**TO DO**
Set down the whole listing verbatim.

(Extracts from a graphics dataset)
· · ·

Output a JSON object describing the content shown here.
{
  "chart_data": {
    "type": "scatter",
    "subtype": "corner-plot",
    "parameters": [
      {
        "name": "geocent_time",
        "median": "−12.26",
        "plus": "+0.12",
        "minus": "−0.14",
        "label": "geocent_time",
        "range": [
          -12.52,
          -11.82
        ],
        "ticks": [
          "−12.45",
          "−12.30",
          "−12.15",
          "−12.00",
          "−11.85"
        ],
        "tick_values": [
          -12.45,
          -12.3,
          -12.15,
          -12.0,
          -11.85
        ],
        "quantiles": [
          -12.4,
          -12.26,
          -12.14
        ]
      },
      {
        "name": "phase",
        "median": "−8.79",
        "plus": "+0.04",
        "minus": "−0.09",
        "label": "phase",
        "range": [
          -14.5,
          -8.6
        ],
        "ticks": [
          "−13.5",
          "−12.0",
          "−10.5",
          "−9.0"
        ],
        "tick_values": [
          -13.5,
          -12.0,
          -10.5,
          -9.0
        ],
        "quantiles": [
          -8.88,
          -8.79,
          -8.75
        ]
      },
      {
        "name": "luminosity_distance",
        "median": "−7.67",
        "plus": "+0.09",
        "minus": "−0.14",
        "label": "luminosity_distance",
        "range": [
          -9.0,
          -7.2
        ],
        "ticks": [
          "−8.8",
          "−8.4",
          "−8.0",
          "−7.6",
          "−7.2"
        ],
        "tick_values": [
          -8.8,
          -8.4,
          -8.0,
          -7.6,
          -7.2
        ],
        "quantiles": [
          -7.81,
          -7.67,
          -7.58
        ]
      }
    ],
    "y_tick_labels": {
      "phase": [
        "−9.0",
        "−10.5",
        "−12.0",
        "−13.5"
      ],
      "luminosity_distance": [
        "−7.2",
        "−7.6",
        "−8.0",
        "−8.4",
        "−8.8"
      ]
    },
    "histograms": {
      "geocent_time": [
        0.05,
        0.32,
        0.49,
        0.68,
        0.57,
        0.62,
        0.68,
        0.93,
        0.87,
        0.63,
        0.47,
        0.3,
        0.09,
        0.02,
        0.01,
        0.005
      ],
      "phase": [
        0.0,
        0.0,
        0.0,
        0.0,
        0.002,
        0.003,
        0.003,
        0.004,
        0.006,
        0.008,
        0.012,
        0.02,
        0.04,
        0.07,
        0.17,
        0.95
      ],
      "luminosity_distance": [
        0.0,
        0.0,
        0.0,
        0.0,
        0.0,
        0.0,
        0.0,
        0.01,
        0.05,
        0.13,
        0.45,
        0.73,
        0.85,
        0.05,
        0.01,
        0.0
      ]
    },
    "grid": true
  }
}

· · ·

**SOLUTION TO THE PROBLEM**
Output a JSON object describing the content shown here.
{
  "chart_data": {
    "type": "scatter",
    "subtype": "corner-plot",
    "parameters": [
      {
        "name": "geocent_time",
        "median": "−12.26",
        "plus": "+0.12",
        "minus": "−0.14",
        "label": "geocent_time",
        "range": [
          -12.52,
          -11.82
        ],
        "ticks": [
          "−12.45",
          "−12.30",
          "−12.15",
          "−12.00",
          "−11.85"
        ],
        "tick_values": [
          -12.45,
          -12.3,
          -12.15,
          -12.0,
          -11.85
        ],
        "quantiles": [
          -12.4,
          -12.26,
          -12.14
        ]
      },
      {
        "name": "phase",
        "median": "−8.79",
        "plus": "+0.04",
        "minus": "−0.09",
        "label": "phase",
        "range": [
          -14.5,
          -8.6
        ],
        "ticks": [
          "−13.5",
          "−12.0",
          "−10.5",
          "−9.0"
        ],
        "tick_values": [
          -13.5,
          -12.0,
          -10.5,
          -9.0
        ],
        "quantiles": [
          -8.88,
          -8.79,
          -8.75
        ]
      },
      {
        "name": "luminosity_distance",
        "median": "−7.67",
        "plus": "+0.09",
        "minus": "−0.14",
        "label": "luminosity_distance",
        "range": [
          -9.0,
          -7.2
        ],
        "ticks": [
          "−8.8",
          "−8.4",
          "−8.0",
          "−7.6",
          "−7.2"
        ],
        "tick_values": [
          -8.8,
          -8.4,
          -8.0,
          -7.6,
          -7.2
        ],
        "quantiles": [
          -7.81,
          -7.67,
          -7.58
        ]
      }
    ],
    "y_tick_labels": {
      "phase": [
        "−9.0",
        "−10.5",
        "−12.0",
        "−13.5"
      ],
      "luminosity_distance": [
        "−7.2",
        "−7.6",
        "−8.0",
        "−8.4",
        "−8.8"
      ]
    },
    "histograms": {
      "geocent_time": [
        0.05,
        0.32,
        0.49,
        0.68,
        0.57,
        0.62,
        0.68,
        0.93,
        0.87,
        0.63,
        0.47,
        0.3,
        0.09,
        0.02,
        0.01,
        0.005
      ],
      "phase": [
        0.0,
        0.0,
        0.0,
        0.0,
        0.002,
        0.003,
        0.003,
        0.004,
        0.006,
        0.008,
        0.012,
        0.02,
        0.04,
        0.07,
        0.17,
        0.95
      ],
      "luminosity_distance": [
        0.0,
        0.0,
        0.0,
        0.0,
        0.0,
        0.0,
        0.0,
        0.01,
        0.05,
        0.13,
        0.45,
        0.73,
        0.85,
        0.05,
        0.01,
        0.0
      ]
    },
    "grid": true
  }
}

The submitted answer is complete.